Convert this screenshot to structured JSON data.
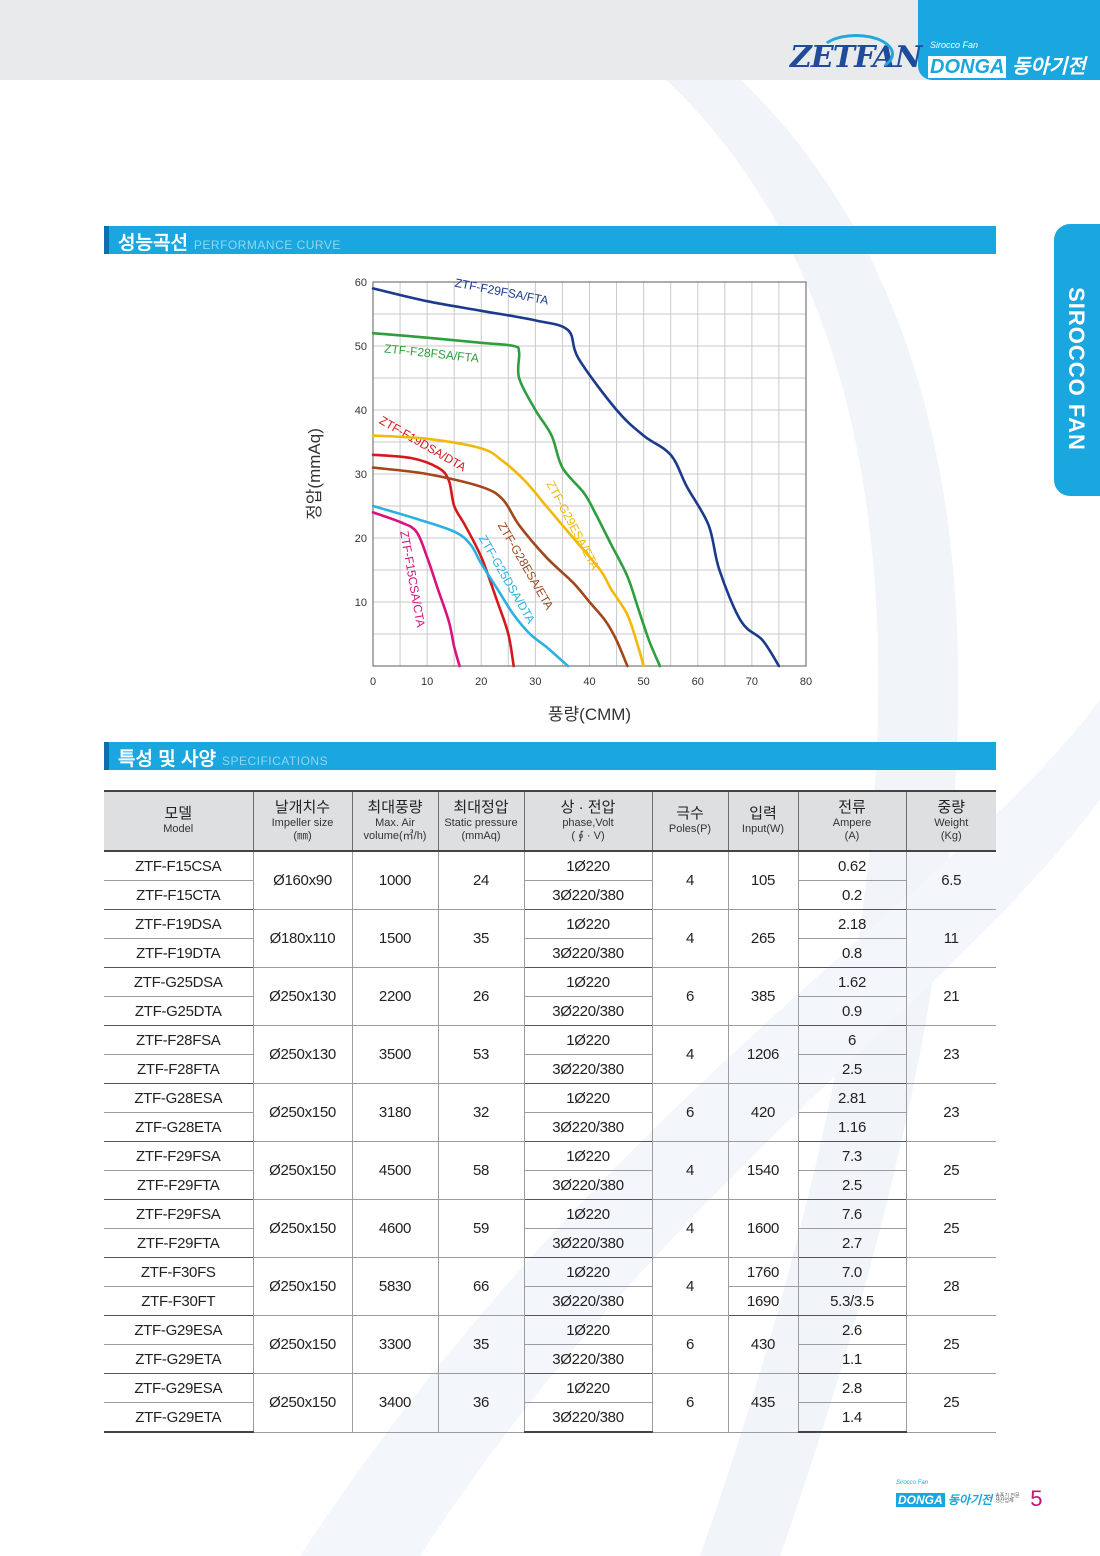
{
  "header": {
    "brand": "ZETFAN",
    "brand_small": "Sirocco Fan",
    "company_en": "DONGA",
    "company_ko": "동아기전",
    "side_tab": "SIROCCO FAN"
  },
  "sections": {
    "perf": {
      "ko": "성능곡선",
      "en": "PERFORMANCE CURVE"
    },
    "spec": {
      "ko": "특성 및 사양",
      "en": "SPECIFICATIONS"
    }
  },
  "chart_data": {
    "type": "line",
    "xlabel": "풍량(CMM)",
    "ylabel": "정압(mmAq)",
    "xlim": [
      0,
      80
    ],
    "ylim": [
      0,
      60
    ],
    "xticks": [
      0,
      10,
      20,
      30,
      40,
      50,
      60,
      70,
      80
    ],
    "yticks": [
      10,
      20,
      30,
      40,
      50,
      60
    ],
    "grid": true,
    "series": [
      {
        "name": "ZTF-F29FSA/FTA",
        "color": "#1b3a8c",
        "points": [
          [
            0,
            59
          ],
          [
            10,
            57
          ],
          [
            20,
            55.5
          ],
          [
            30,
            54
          ],
          [
            36,
            52.5
          ],
          [
            38,
            48
          ],
          [
            45,
            40
          ],
          [
            50,
            36
          ],
          [
            55,
            33
          ],
          [
            58,
            28
          ],
          [
            62,
            22
          ],
          [
            64,
            15
          ],
          [
            68,
            7
          ],
          [
            72,
            4
          ],
          [
            75,
            0
          ]
        ]
      },
      {
        "name": "ZTF-F28FSA/FTA",
        "color": "#2e9e3e",
        "points": [
          [
            0,
            52
          ],
          [
            10,
            51.3
          ],
          [
            20,
            50.5
          ],
          [
            26,
            50
          ],
          [
            27,
            49
          ],
          [
            27,
            45
          ],
          [
            30,
            40
          ],
          [
            33,
            36
          ],
          [
            35,
            31
          ],
          [
            39,
            27
          ],
          [
            41,
            24
          ],
          [
            44,
            19
          ],
          [
            47,
            14
          ],
          [
            49,
            9
          ],
          [
            51,
            4
          ],
          [
            53,
            0
          ]
        ]
      },
      {
        "name": "ZTF-F19DSA/DTA",
        "color": "#d4191c",
        "points": [
          [
            0,
            33
          ],
          [
            7,
            32.5
          ],
          [
            12,
            31
          ],
          [
            14,
            29
          ],
          [
            15,
            25
          ],
          [
            17,
            22
          ],
          [
            20,
            17
          ],
          [
            23,
            10
          ],
          [
            25,
            5
          ],
          [
            26,
            0
          ]
        ]
      },
      {
        "name": "ZTF-G29ESA/ETA",
        "color": "#f2b80a",
        "points": [
          [
            0,
            36
          ],
          [
            10,
            35.5
          ],
          [
            20,
            34
          ],
          [
            24,
            32
          ],
          [
            28,
            29
          ],
          [
            32,
            25
          ],
          [
            37,
            20
          ],
          [
            42,
            15
          ],
          [
            44,
            12
          ],
          [
            47,
            8
          ],
          [
            49,
            3
          ],
          [
            50,
            0
          ]
        ]
      },
      {
        "name": "ZTF-G28ESA/ETA",
        "color": "#a4461c",
        "points": [
          [
            0,
            31
          ],
          [
            10,
            30
          ],
          [
            20,
            28
          ],
          [
            24,
            26
          ],
          [
            27,
            22
          ],
          [
            32,
            17
          ],
          [
            37,
            13
          ],
          [
            40,
            10
          ],
          [
            43,
            7
          ],
          [
            45,
            4
          ],
          [
            47,
            0
          ]
        ]
      },
      {
        "name": "ZTF-G25DSA/DTA",
        "color": "#2bb0e2",
        "points": [
          [
            0,
            25
          ],
          [
            8,
            23
          ],
          [
            15,
            21
          ],
          [
            18,
            19
          ],
          [
            20,
            16
          ],
          [
            23,
            12
          ],
          [
            26,
            8
          ],
          [
            29,
            5
          ],
          [
            32,
            3
          ],
          [
            36,
            0
          ]
        ]
      },
      {
        "name": "ZTF-F15CSA/CTA",
        "color": "#d6137e",
        "points": [
          [
            0,
            24
          ],
          [
            5,
            22.5
          ],
          [
            8,
            21
          ],
          [
            10,
            17
          ],
          [
            12,
            12
          ],
          [
            14,
            7
          ],
          [
            15,
            3
          ],
          [
            16,
            0
          ]
        ]
      }
    ]
  },
  "table": {
    "headers": [
      {
        "ko": "모델",
        "en": "Model"
      },
      {
        "ko": "날개치수",
        "en": "Impeller size",
        "en2": "(㎜)"
      },
      {
        "ko": "최대풍량",
        "en": "Max. Air",
        "en2": "volume(㎥/h)"
      },
      {
        "ko": "최대정압",
        "en": "Static pressure",
        "en2": "(mmAq)"
      },
      {
        "ko": "상 · 전압",
        "en": "phase,Volt",
        "en2": "( ∮ · V)"
      },
      {
        "ko": "극수",
        "en": "Poles(P)"
      },
      {
        "ko": "입력",
        "en": "Input(W)"
      },
      {
        "ko": "전류",
        "en": "Ampere",
        "en2": "(A)"
      },
      {
        "ko": "중량",
        "en": "Weight",
        "en2": "(Kg)"
      }
    ],
    "groups": [
      {
        "models": [
          "ZTF-F15CSA",
          "ZTF-F15CTA"
        ],
        "impeller": "Ø160x90",
        "air": "1000",
        "pressure": "24",
        "phase": [
          "1Ø220",
          "3Ø220/380"
        ],
        "poles": "4",
        "input": "105",
        "ampere": [
          "0.62",
          "0.2"
        ],
        "weight": "6.5"
      },
      {
        "models": [
          "ZTF-F19DSA",
          "ZTF-F19DTA"
        ],
        "impeller": "Ø180x110",
        "air": "1500",
        "pressure": "35",
        "phase": [
          "1Ø220",
          "3Ø220/380"
        ],
        "poles": "4",
        "input": "265",
        "ampere": [
          "2.18",
          "0.8"
        ],
        "weight": "11"
      },
      {
        "models": [
          "ZTF-G25DSA",
          "ZTF-G25DTA"
        ],
        "impeller": "Ø250x130",
        "air": "2200",
        "pressure": "26",
        "phase": [
          "1Ø220",
          "3Ø220/380"
        ],
        "poles": "6",
        "input": "385",
        "ampere": [
          "1.62",
          "0.9"
        ],
        "weight": "21"
      },
      {
        "models": [
          "ZTF-F28FSA",
          "ZTF-F28FTA"
        ],
        "impeller": "Ø250x130",
        "air": "3500",
        "pressure": "53",
        "phase": [
          "1Ø220",
          "3Ø220/380"
        ],
        "poles": "4",
        "input": "1206",
        "ampere": [
          "6",
          "2.5"
        ],
        "weight": "23"
      },
      {
        "models": [
          "ZTF-G28ESA",
          "ZTF-G28ETA"
        ],
        "impeller": "Ø250x150",
        "air": "3180",
        "pressure": "32",
        "phase": [
          "1Ø220",
          "3Ø220/380"
        ],
        "poles": "6",
        "input": "420",
        "ampere": [
          "2.81",
          "1.16"
        ],
        "weight": "23"
      },
      {
        "models": [
          "ZTF-F29FSA",
          "ZTF-F29FTA"
        ],
        "impeller": "Ø250x150",
        "air": "4500",
        "pressure": "58",
        "phase": [
          "1Ø220",
          "3Ø220/380"
        ],
        "poles": "4",
        "input": "1540",
        "ampere": [
          "7.3",
          "2.5"
        ],
        "weight": "25"
      },
      {
        "models": [
          "ZTF-F29FSA",
          "ZTF-F29FTA"
        ],
        "impeller": "Ø250x150",
        "air": "4600",
        "pressure": "59",
        "phase": [
          "1Ø220",
          "3Ø220/380"
        ],
        "poles": "4",
        "input": "1600",
        "ampere": [
          "7.6",
          "2.7"
        ],
        "weight": "25"
      },
      {
        "models": [
          "ZTF-F30FS",
          "ZTF-F30FT"
        ],
        "impeller": "Ø250x150",
        "air": "5830",
        "pressure": "66",
        "phase": [
          "1Ø220",
          "3Ø220/380"
        ],
        "poles": "4",
        "input": [
          "1760",
          "1690"
        ],
        "ampere": [
          "7.0",
          "5.3/3.5"
        ],
        "weight": "28"
      },
      {
        "models": [
          "ZTF-G29ESA",
          "ZTF-G29ETA"
        ],
        "impeller": "Ø250x150",
        "air": "3300",
        "pressure": "35",
        "phase": [
          "1Ø220",
          "3Ø220/380"
        ],
        "poles": "6",
        "input": "430",
        "ampere": [
          "2.6",
          "1.1"
        ],
        "weight": "25"
      },
      {
        "models": [
          "ZTF-G29ESA",
          "ZTF-G29ETA"
        ],
        "impeller": "Ø250x150",
        "air": "3400",
        "pressure": "36",
        "phase": [
          "1Ø220",
          "3Ø220/380"
        ],
        "poles": "6",
        "input": "435",
        "ampere": [
          "2.8",
          "1.4"
        ],
        "weight": "25"
      }
    ]
  },
  "footer": {
    "small": "Sirocco Fan",
    "company_en": "DONGA",
    "company_ko": "동아기전",
    "tagline": "송풍기 전문 생산업체",
    "page": "5"
  }
}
----------
Determine how many lines of the data contain "color" and give nothing but that number.

7